## Task details
Return every line of the material exactly.

## Records for this exercise
________________________
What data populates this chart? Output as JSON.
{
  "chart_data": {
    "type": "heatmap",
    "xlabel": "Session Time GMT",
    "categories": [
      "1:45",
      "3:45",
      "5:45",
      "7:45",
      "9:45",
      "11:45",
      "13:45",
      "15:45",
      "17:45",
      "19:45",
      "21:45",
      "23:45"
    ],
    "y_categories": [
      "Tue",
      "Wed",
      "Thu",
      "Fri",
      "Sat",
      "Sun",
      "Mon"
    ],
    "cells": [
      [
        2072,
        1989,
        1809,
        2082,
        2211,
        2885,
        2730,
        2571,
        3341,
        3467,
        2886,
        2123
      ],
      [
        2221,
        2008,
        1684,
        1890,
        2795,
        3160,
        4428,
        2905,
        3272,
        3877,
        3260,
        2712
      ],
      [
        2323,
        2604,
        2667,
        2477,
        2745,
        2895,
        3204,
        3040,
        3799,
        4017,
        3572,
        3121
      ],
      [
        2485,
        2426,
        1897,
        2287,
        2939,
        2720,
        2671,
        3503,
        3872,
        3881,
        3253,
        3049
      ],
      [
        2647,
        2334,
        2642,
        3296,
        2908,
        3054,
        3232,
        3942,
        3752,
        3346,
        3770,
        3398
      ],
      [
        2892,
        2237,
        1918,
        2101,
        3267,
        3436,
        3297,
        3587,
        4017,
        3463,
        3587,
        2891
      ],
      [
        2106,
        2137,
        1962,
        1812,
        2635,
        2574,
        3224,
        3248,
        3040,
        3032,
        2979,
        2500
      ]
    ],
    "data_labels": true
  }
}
________________________
## Response to the task
What data populates this chart? Output as JSON.
{
  "chart_data": {
    "type": "heatmap",
    "xlabel": "Session Time GMT",
    "categories": [
      "1:45",
      "3:45",
      "5:45",
      "7:45",
      "9:45",
      "11:45",
      "13:45",
      "15:45",
      "17:45",
      "19:45",
      "21:45",
      "23:45"
    ],
    "y_categories": [
      "Tue",
      "Wed",
      "Thu",
      "Fri",
      "Sat",
      "Sun",
      "Mon"
    ],
    "cells": [
      [
        2072,
        1989,
        1809,
        2082,
        2211,
        2885,
        2730,
        2571,
        3341,
        3467,
        2886,
        2123
      ],
      [
        2221,
        2008,
        1684,
        1890,
        2795,
        3160,
        4428,
        2905,
        3272,
        3877,
        3260,
        2712
      ],
      [
        2323,
        2604,
        2667,
        2477,
        2745,
        2895,
        3204,
        3040,
        3799,
        4017,
        3572,
        3121
      ],
      [
        2485,
        2426,
        1897,
        2287,
        2939,
        2720,
        2671,
        3503,
        3872,
        3881,
        3253,
        3049
      ],
      [
        2647,
        2334,
        2642,
        3296,
        2908,
        3054,
        3232,
        3942,
        3752,
        3346,
        3770,
        3398
      ],
      [
        2892,
        2237,
        1918,
        2101,
        3267,
        3436,
        3297,
        3587,
        4017,
        3463,
        3587,
        2891
      ],
      [
        2106,
        2137,
        1962,
        1812,
        2635,
        2574,
        3224,
        3248,
        3040,
        3032,
        2979,
        2500
      ]
    ],
    "data_labels": true
  }
}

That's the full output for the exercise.